Passage:
============================================================

They can come into season at any time of the year, but we find lambing them in September works well - not getting in the way of the commercial ewes, which we lamb in April.”
Joe is quick to praise his parents, who went organic in 2001 and made him a partner in 2013, for letting him plough his own furrow on the farm.
“I’ve been very lucky in that I’ve been given a lot of opportunity,” he explains. “Not a free rein, but certainly the scope to explore my own ideas and interests. I think taking more responsibility with the sheep is a natural progression in any family, as wrestling sheep is a young person’s game.
“All credit to mum and dad for encouraging me to spend time working away. I did a stint on a 2,000-acre arable farm and, like any young lad, loved driving all the new machinery. It was also great to make new friends and learn different things.
“Machinery is still an interest of mine and I like to take a turn helping a local contractor during the summer months.”
Joe and Laura, who works as a receptionist at a local vet’s practice, have two young children, four-year-old Harris and two-year-old Sophia.
“Although she’s always helped whenever needed, Laura is starting to get more involved in the farm now,” says Joe. “We are renovating an old stone barn into a holiday let, which we hope to get open in good time for the summer. She is also going to be doing some work on our social media, as well as supporting mum with her expanding workload.”
The family already sells meat at the monthly Portobello farmers’ market, in Edinburgh, with a handful of rare breed pigs kept completing the range of products offered for sale.
The Dorset ewes are good doers, so are kept as tight as possible once lambs have been weaned. They only need a little hay over winter, with spring grass just prior to tupping. The ewes receive hardly any hard feeding apart from a week or two before lambing to help bring milk on.
Dorset ram lambs are either retained for breeding in the commercial flock or sold. “It’s important to get them weaned off the Dorset’s early, with the ewes able to cycle throughout the year,” smiles Joe.
Around 900 Lleyn lambs a year are fattened through the summer off grass, sold direct to Farmstock.
Ambitions for Joe include building the ewe numbers up to nearer the 1,400 mark. Also taking the cow numbers up to 100. He has a particular passion for improving summer drought resilience, experimenting with different herbal lays and sward diversity. Any spare time has been spent planting trees, to both provide shelter and replace felled woodland in areas less favourable for farming.
60 head of Aberdeen Angus are kept.
Like the Baker’s sheep, the cattle are mob grazed and calve outside from March, going on to be outwintered on a kale/turnip mix.
Around 40 acres are down to the kale mix, with 20 acres deferred grazing.
“Keeping them outside is obviously better from an environmental point of view,” says Joe.
“They seem very content on our system. I’m always interested in streamlining what we are doing, aiming for low input and high output. Youngstock are sold as stores at 17 months.”
Joe’s final comment on winning the Sheep Farm of the Year title, sponsored by Thorntons Law, is:
“Just because we won the award we are not perfect.
What we have learnt to do is make the best out of what we have got, which probably comes from mum and dad starting in a small way and constantly having to think outside the box to make a go of things. “For those young and wanting to get into the industry don’t be scared and take the opportunities that come up.
Push yourself out of your comfort zone and work with other people. Don’t necessarily work within the agricultural sector; it’s amazing what contacts and skills people pick up from whatever line of work they end up doing.”

============================================================

Recorded information:
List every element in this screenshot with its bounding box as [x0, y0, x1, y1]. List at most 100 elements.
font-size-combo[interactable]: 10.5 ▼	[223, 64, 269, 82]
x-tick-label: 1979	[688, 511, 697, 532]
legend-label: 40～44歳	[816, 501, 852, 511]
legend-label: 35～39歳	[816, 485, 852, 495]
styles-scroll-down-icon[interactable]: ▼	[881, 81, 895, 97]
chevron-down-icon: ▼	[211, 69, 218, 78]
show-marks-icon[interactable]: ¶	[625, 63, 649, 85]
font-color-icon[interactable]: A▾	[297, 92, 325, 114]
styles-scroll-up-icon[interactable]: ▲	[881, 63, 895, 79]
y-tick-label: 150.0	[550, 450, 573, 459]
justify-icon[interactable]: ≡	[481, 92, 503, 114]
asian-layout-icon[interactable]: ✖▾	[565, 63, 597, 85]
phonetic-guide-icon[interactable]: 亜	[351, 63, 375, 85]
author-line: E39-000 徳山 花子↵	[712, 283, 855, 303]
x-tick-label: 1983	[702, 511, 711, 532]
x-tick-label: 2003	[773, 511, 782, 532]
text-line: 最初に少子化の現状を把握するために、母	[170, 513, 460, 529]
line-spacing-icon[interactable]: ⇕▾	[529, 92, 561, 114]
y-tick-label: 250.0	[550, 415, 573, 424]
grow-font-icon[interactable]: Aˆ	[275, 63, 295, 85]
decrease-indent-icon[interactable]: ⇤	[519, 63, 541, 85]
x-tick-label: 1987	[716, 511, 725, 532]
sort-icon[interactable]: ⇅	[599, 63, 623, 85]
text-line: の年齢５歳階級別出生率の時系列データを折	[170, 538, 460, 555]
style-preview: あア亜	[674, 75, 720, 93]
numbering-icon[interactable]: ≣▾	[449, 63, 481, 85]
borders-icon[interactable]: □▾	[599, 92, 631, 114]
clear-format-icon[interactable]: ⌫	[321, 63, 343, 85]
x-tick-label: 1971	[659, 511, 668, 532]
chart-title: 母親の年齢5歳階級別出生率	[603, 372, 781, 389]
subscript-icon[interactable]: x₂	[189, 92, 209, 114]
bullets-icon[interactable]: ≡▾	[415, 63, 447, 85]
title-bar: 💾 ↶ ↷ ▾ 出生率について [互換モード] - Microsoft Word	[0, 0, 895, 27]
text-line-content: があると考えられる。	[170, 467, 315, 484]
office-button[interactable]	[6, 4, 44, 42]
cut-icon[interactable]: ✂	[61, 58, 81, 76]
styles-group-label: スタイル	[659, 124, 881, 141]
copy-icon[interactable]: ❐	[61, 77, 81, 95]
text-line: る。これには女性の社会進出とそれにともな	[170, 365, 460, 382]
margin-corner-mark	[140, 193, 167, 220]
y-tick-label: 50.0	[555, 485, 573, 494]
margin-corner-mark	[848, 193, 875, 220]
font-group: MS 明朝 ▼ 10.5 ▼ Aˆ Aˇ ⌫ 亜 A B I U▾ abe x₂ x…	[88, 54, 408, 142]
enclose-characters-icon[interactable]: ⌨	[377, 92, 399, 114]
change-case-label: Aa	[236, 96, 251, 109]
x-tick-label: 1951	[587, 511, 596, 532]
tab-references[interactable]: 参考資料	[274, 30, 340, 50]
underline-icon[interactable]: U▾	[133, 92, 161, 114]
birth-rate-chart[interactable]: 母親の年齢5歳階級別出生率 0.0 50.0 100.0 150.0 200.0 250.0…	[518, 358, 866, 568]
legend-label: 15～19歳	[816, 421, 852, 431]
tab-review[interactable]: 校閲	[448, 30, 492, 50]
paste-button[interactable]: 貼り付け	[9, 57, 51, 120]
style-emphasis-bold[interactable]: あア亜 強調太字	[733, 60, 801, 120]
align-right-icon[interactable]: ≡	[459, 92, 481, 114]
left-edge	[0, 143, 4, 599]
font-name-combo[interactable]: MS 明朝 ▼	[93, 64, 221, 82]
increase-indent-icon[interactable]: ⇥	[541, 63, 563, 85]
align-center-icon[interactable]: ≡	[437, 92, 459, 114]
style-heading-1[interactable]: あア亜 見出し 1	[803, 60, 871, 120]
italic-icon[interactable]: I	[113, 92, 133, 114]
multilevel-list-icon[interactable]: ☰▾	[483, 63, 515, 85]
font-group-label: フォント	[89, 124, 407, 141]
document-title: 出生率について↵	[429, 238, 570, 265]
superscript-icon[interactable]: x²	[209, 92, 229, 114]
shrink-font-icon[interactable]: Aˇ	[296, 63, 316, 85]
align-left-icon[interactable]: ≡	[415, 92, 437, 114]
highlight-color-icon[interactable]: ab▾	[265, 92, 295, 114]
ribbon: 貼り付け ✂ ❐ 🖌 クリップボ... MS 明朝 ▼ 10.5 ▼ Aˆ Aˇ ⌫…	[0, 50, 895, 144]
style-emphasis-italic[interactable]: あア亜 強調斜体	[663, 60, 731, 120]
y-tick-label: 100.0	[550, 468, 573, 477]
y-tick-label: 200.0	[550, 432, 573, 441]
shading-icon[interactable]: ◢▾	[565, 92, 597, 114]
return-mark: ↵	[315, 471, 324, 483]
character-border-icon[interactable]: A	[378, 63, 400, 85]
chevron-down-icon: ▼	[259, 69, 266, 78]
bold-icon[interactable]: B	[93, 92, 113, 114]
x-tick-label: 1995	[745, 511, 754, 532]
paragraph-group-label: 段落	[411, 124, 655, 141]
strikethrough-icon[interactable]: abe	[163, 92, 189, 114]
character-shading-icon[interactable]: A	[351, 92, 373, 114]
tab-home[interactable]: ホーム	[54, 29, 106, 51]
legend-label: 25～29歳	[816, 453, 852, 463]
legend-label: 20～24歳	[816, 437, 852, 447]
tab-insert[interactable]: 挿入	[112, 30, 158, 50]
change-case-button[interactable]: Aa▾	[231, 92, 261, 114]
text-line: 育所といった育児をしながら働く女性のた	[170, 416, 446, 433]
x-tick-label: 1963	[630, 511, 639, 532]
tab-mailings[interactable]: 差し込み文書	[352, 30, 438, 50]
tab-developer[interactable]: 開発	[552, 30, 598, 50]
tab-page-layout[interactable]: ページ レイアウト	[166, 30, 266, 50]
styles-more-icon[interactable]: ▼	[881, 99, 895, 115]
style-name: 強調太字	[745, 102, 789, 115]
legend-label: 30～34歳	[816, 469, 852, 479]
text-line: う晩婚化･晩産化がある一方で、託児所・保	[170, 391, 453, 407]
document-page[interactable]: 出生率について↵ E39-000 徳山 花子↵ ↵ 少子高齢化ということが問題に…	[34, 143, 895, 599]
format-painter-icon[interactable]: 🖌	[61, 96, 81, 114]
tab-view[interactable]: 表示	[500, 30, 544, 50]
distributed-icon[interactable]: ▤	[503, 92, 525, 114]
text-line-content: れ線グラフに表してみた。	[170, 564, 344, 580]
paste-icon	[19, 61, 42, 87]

============================================================

About this task:
Name every livestock breed mentioned in the farm profile.

Task result:
Dorset, Lleyn, Aberdeen Angus